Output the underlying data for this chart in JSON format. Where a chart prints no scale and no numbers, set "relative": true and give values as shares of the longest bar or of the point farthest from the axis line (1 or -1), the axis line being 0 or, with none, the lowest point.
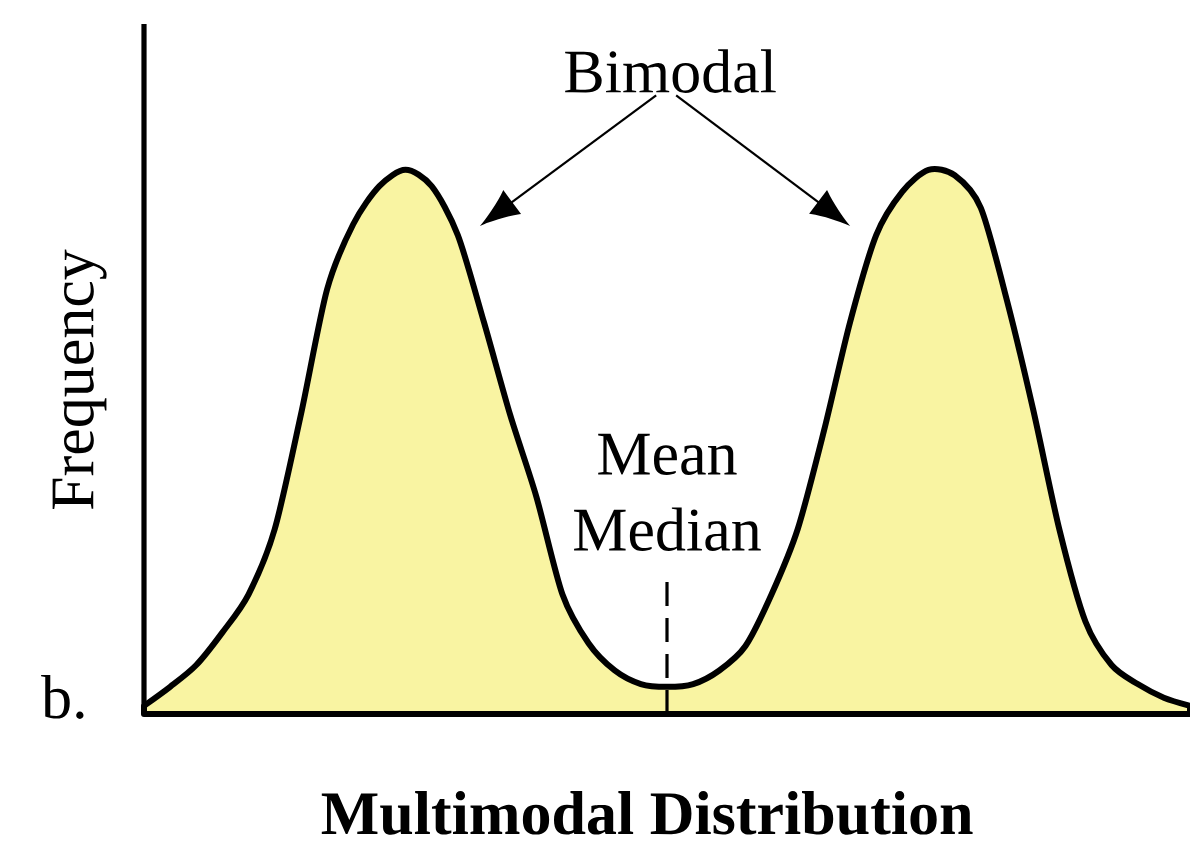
{
  "chart_data": {
    "type": "area",
    "relative": true,
    "xlabel": "Multimodal Distribution",
    "ylabel": "Frequency",
    "categories": [
      null,
      null,
      null,
      null,
      null,
      null,
      null,
      null,
      null,
      null,
      null,
      null,
      null,
      null,
      null,
      null,
      null,
      null,
      null,
      null,
      null,
      null,
      null,
      null,
      null,
      null,
      null,
      null,
      null,
      null,
      null,
      null,
      null,
      null,
      null,
      null,
      null,
      null,
      null,
      null,
      null
    ],
    "series": [
      {
        "color": "#f9f4a2",
        "values": [
          0.015,
          0.05,
          0.09,
          0.15,
          0.22,
          0.34,
          0.55,
          0.78,
          0.9,
          0.97,
          1.0,
          0.97,
          0.88,
          0.72,
          0.55,
          0.4,
          0.22,
          0.13,
          0.08,
          0.055,
          0.05,
          0.055,
          0.08,
          0.125,
          0.22,
          0.34,
          0.52,
          0.72,
          0.88,
          0.96,
          1.0,
          0.99,
          0.93,
          0.76,
          0.56,
          0.34,
          0.17,
          0.09,
          0.055,
          0.03,
          0.015
        ]
      }
    ],
    "annotations": [
      "Bimodal",
      "Mean Median",
      "b."
    ]
  }
}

---

* [STATED GOAL] Return all of the entries exactly as written, but drop any pictures they hold.

* [EXERCISE SOLUTION]
Output the underlying data for this chart in JSON format. Where a chart prints no scale and no numbers, set "relative": true and give values as shares of the longest bar or of the point farthest from the axis line (1 or -1), the axis line being 0 or, with none, the lowest point.
{
  "chart_data": {
    "type": "area",
    "relative": true,
    "xlabel": "Multimodal Distribution",
    "ylabel": "Frequency",
    "categories": [
      null,
      null,
      null,
      null,
      null,
      null,
      null,
      null,
      null,
      null,
      null,
      null,
      null,
      null,
      null,
      null,
      null,
      null,
      null,
      null,
      null,
      null,
      null,
      null,
      null,
      null,
      null,
      null,
      null,
      null,
      null,
      null,
      null,
      null,
      null,
      null,
      null,
      null,
      null,
      null,
      null
    ],
    "series": [
      {
        "color": "#f9f4a2",
        "values": [
          0.015,
          0.05,
          0.09,
          0.15,
          0.22,
          0.34,
          0.55,
          0.78,
          0.9,
          0.97,
          1.0,
          0.97,
          0.88,
          0.72,
          0.55,
          0.4,
          0.22,
          0.13,
          0.08,
          0.055,
          0.05,
          0.055,
          0.08,
          0.125,
          0.22,
          0.34,
          0.52,
          0.72,
          0.88,
          0.96,
          1.0,
          0.99,
          0.93,
          0.76,
          0.56,
          0.34,
          0.17,
          0.09,
          0.055,
          0.03,
          0.015
        ]
      }
    ],
    "annotations": [
      "Bimodal",
      "Mean Median",
      "b."
    ]
  }
}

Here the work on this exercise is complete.